Short problem ::
Retype the listing that follows, exactly as written.

Listing ::
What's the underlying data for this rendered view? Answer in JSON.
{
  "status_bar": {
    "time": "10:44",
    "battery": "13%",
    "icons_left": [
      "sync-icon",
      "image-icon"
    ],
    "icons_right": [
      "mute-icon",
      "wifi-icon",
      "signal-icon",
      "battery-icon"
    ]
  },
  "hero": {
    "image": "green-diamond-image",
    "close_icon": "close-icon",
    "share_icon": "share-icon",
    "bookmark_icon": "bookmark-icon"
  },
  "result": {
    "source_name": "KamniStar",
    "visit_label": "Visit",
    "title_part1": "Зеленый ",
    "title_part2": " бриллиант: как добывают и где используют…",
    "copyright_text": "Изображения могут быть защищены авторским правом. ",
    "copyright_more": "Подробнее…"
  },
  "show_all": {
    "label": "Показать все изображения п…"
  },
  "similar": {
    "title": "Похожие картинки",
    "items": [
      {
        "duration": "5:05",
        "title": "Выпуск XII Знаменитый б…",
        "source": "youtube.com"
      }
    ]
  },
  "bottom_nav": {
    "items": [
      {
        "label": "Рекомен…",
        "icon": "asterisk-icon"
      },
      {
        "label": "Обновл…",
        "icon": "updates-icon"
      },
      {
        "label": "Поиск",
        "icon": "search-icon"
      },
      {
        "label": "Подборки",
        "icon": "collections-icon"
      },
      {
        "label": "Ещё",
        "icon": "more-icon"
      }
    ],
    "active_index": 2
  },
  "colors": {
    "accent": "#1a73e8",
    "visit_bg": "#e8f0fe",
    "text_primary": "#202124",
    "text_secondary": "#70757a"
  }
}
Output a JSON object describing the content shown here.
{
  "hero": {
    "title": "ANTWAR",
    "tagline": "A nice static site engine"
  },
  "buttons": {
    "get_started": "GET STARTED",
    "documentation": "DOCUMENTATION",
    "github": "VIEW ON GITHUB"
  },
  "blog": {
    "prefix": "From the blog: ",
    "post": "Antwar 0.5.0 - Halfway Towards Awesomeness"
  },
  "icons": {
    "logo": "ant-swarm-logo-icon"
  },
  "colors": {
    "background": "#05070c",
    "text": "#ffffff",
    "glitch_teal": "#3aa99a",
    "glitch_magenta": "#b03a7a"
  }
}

Solution to the problem ::
What's the underlying data for this rendered view? Answer in JSON.
{
  "status_bar": {
    "time": "10:44",
    "battery": "13%",
    "icons_left": [
      "sync-icon",
      "image-icon"
    ],
    "icons_right": [
      "mute-icon",
      "wifi-icon",
      "signal-icon",
      "battery-icon"
    ]
  },
  "hero": {
    "image": "green-diamond-image",
    "close_icon": "close-icon",
    "share_icon": "share-icon",
    "bookmark_icon": "bookmark-icon"
  },
  "result": {
    "source_name": "KamniStar",
    "visit_label": "Visit",
    "title_part1": "Зеленый ",
    "title_part2": " бриллиант: как добывают и где используют…",
    "copyright_text": "Изображения могут быть защищены авторским правом. ",
    "copyright_more": "Подробнее…"
  },
  "show_all": {
    "label": "Показать все изображения п…"
  },
  "similar": {
    "title": "Похожие картинки",
    "items": [
      {
        "duration": "5:05",
        "title": "Выпуск XII Знаменитый б…",
        "source": "youtube.com"
      }
    ]
  },
  "bottom_nav": {
    "items": [
      {
        "label": "Рекомен…",
        "icon": "asterisk-icon"
      },
      {
        "label": "Обновл…",
        "icon": "updates-icon"
      },
      {
        "label": "Поиск",
        "icon": "search-icon"
      },
      {
        "label": "Подборки",
        "icon": "collections-icon"
      },
      {
        "label": "Ещё",
        "icon": "more-icon"
      }
    ],
    "active_index": 2
  },
  "colors": {
    "accent": "#1a73e8",
    "visit_bg": "#e8f0fe",
    "text_primary": "#202124",
    "text_secondary": "#70757a"
  }
}
Output a JSON object describing the content shown here.
{
  "hero": {
    "title": "ANTWAR",
    "tagline": "A nice static site engine"
  },
  "buttons": {
    "get_started": "GET STARTED",
    "documentation": "DOCUMENTATION",
    "github": "VIEW ON GITHUB"
  },
  "blog": {
    "prefix": "From the blog: ",
    "post": "Antwar 0.5.0 - Halfway Towards Awesomeness"
  },
  "icons": {
    "logo": "ant-swarm-logo-icon"
  },
  "colors": {
    "background": "#05070c",
    "text": "#ffffff",
    "glitch_teal": "#3aa99a",
    "glitch_magenta": "#b03a7a"
  }
}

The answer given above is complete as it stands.